### [Work required]
State the number of lines that contain "below", with no other text.

### [Records from a collection]
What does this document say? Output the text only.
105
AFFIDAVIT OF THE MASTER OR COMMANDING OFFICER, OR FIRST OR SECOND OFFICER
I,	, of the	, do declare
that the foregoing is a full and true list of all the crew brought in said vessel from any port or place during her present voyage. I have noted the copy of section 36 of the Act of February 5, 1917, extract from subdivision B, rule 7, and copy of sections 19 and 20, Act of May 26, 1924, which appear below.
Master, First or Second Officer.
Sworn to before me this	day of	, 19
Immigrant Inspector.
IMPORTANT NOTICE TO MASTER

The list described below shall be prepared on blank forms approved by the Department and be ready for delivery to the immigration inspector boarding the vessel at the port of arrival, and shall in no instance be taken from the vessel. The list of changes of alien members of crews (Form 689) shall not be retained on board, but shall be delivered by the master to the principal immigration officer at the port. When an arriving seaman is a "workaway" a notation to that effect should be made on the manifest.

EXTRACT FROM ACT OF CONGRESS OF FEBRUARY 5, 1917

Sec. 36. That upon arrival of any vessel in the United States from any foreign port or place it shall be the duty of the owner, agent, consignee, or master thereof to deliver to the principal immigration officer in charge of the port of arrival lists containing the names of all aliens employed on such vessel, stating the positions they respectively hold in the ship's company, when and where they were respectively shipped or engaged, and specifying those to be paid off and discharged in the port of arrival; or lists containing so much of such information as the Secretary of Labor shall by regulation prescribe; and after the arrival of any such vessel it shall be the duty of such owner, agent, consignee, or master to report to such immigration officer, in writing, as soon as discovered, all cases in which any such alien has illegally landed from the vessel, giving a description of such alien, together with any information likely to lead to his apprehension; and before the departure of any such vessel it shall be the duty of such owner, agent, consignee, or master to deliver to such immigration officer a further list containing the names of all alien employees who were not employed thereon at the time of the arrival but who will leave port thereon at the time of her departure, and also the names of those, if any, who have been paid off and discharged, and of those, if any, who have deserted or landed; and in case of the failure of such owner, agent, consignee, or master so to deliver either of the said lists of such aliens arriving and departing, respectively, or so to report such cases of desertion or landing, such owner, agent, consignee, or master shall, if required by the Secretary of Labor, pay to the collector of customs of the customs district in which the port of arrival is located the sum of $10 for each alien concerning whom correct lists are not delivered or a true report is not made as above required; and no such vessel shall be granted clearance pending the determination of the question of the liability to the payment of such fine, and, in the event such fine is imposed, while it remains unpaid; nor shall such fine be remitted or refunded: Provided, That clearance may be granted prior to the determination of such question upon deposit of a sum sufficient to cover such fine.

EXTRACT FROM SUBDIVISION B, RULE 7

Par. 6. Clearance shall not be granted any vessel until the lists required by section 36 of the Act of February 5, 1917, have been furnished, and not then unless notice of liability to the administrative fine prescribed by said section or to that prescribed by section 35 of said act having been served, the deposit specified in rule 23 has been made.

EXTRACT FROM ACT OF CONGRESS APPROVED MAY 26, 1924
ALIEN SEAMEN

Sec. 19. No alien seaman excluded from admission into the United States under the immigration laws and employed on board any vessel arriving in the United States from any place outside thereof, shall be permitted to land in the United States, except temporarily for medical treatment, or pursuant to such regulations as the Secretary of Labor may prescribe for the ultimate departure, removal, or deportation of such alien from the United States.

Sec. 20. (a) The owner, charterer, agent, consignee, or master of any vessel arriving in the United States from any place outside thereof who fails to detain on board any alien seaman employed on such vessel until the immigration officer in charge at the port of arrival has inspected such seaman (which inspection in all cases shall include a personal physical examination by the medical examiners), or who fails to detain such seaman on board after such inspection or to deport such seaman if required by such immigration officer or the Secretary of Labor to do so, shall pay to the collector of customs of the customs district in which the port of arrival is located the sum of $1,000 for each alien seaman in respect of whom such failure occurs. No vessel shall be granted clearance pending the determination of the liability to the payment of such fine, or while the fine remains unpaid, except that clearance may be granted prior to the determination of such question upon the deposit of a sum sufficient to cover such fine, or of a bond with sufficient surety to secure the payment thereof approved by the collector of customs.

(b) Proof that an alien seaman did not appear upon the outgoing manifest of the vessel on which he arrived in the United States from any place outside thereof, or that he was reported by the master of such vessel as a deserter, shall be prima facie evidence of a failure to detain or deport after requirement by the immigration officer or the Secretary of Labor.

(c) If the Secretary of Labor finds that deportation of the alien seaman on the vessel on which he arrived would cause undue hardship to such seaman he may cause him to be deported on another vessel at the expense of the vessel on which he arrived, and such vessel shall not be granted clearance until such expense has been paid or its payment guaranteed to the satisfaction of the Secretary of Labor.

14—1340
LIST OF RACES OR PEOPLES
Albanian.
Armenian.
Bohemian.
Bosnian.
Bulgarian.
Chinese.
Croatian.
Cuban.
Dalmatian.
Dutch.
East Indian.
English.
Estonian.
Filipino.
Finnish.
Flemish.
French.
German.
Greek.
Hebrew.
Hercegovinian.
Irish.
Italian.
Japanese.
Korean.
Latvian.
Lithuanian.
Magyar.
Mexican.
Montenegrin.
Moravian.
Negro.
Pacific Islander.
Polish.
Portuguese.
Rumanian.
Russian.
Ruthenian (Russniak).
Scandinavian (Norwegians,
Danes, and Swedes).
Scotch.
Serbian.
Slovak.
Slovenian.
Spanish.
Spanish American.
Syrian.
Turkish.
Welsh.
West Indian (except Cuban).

### [Result of this task]
2